====== Stored data

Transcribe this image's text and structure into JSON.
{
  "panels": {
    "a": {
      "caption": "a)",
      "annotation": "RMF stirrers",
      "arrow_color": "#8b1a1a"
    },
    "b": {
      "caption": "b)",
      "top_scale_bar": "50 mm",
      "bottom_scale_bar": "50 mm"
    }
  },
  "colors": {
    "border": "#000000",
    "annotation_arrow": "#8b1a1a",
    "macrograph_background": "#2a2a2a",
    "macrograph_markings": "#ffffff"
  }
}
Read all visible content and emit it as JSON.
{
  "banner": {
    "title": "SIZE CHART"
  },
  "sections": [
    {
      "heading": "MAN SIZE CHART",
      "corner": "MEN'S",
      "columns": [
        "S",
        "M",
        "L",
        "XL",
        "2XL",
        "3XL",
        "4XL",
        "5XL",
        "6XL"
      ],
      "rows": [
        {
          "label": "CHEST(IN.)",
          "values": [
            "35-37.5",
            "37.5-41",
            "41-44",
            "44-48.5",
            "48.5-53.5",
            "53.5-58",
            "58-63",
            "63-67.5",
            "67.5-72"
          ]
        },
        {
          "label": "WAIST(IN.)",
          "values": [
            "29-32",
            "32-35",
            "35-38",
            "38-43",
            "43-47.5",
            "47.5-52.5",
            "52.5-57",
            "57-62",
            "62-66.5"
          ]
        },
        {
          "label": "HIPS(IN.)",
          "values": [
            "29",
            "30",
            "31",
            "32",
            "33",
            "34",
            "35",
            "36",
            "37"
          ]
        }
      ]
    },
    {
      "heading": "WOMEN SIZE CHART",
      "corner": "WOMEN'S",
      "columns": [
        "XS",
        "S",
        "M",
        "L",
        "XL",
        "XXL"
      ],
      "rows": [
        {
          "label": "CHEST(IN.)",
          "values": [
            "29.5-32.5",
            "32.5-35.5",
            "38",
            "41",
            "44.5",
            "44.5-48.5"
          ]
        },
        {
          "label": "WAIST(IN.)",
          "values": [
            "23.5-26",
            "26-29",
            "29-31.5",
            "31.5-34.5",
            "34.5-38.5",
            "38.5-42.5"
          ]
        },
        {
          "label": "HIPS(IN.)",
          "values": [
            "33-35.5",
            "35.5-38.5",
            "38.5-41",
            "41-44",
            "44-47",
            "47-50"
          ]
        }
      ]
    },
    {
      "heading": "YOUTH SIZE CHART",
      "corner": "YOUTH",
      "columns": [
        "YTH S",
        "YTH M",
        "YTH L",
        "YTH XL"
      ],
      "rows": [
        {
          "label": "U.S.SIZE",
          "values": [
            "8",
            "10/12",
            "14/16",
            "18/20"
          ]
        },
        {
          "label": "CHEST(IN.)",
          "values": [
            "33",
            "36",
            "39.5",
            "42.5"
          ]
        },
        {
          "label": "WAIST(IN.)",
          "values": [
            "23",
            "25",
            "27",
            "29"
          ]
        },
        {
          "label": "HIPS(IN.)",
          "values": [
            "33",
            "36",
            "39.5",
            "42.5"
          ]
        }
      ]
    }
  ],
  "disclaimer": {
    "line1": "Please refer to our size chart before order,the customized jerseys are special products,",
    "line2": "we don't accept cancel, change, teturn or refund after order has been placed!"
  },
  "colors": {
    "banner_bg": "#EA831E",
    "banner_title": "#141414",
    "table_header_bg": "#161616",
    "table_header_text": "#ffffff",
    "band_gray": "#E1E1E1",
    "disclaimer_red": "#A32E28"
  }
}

============

Set all of the records down again, exactly as they stand.

Exercise output:
Transcribe this image's text and structure into JSON.
{
  "panels": {
    "a": {
      "caption": "a)",
      "annotation": "RMF stirrers",
      "arrow_color": "#8b1a1a"
    },
    "b": {
      "caption": "b)",
      "top_scale_bar": "50 mm",
      "bottom_scale_bar": "50 mm"
    }
  },
  "colors": {
    "border": "#000000",
    "annotation_arrow": "#8b1a1a",
    "macrograph_background": "#2a2a2a",
    "macrograph_markings": "#ffffff"
  }
}
Read all visible content and emit it as JSON.
{
  "banner": {
    "title": "SIZE CHART"
  },
  "sections": [
    {
      "heading": "MAN SIZE CHART",
      "corner": "MEN'S",
      "columns": [
        "S",
        "M",
        "L",
        "XL",
        "2XL",
        "3XL",
        "4XL",
        "5XL",
        "6XL"
      ],
      "rows": [
        {
          "label": "CHEST(IN.)",
          "values": [
            "35-37.5",
            "37.5-41",
            "41-44",
            "44-48.5",
            "48.5-53.5",
            "53.5-58",
            "58-63",
            "63-67.5",
            "67.5-72"
          ]
        },
        {
          "label": "WAIST(IN.)",
          "values": [
            "29-32",
            "32-35",
            "35-38",
            "38-43",
            "43-47.5",
            "47.5-52.5",
            "52.5-57",
            "57-62",
            "62-66.5"
          ]
        },
        {
          "label": "HIPS(IN.)",
          "values": [
            "29",
            "30",
            "31",
            "32",
            "33",
            "34",
            "35",
            "36",
            "37"
          ]
        }
      ]
    },
    {
      "heading": "WOMEN SIZE CHART",
      "corner": "WOMEN'S",
      "columns": [
        "XS",
        "S",
        "M",
        "L",
        "XL",
        "XXL"
      ],
      "rows": [
        {
          "label": "CHEST(IN.)",
          "values": [
            "29.5-32.5",
            "32.5-35.5",
            "38",
            "41",
            "44.5",
            "44.5-48.5"
          ]
        },
        {
          "label": "WAIST(IN.)",
          "values": [
            "23.5-26",
            "26-29",
            "29-31.5",
            "31.5-34.5",
            "34.5-38.5",
            "38.5-42.5"
          ]
        },
        {
          "label": "HIPS(IN.)",
          "values": [
            "33-35.5",
            "35.5-38.5",
            "38.5-41",
            "41-44",
            "44-47",
            "47-50"
          ]
        }
      ]
    },
    {
      "heading": "YOUTH SIZE CHART",
      "corner": "YOUTH",
      "columns": [
        "YTH S",
        "YTH M",
        "YTH L",
        "YTH XL"
      ],
      "rows": [
        {
          "label": "U.S.SIZE",
          "values": [
            "8",
            "10/12",
            "14/16",
            "18/20"
          ]
        },
        {
          "label": "CHEST(IN.)",
          "values": [
            "33",
            "36",
            "39.5",
            "42.5"
          ]
        },
        {
          "label": "WAIST(IN.)",
          "values": [
            "23",
            "25",
            "27",
            "29"
          ]
        },
        {
          "label": "HIPS(IN.)",
          "values": [
            "33",
            "36",
            "39.5",
            "42.5"
          ]
        }
      ]
    }
  ],
  "disclaimer": {
    "line1": "Please refer to our size chart before order,the customized jerseys are special products,",
    "line2": "we don't accept cancel, change, teturn or refund after order has been placed!"
  },
  "colors": {
    "banner_bg": "#EA831E",
    "banner_title": "#141414",
    "table_header_bg": "#161616",
    "table_header_text": "#ffffff",
    "band_gray": "#E1E1E1",
    "disclaimer_red": "#A32E28"
  }
}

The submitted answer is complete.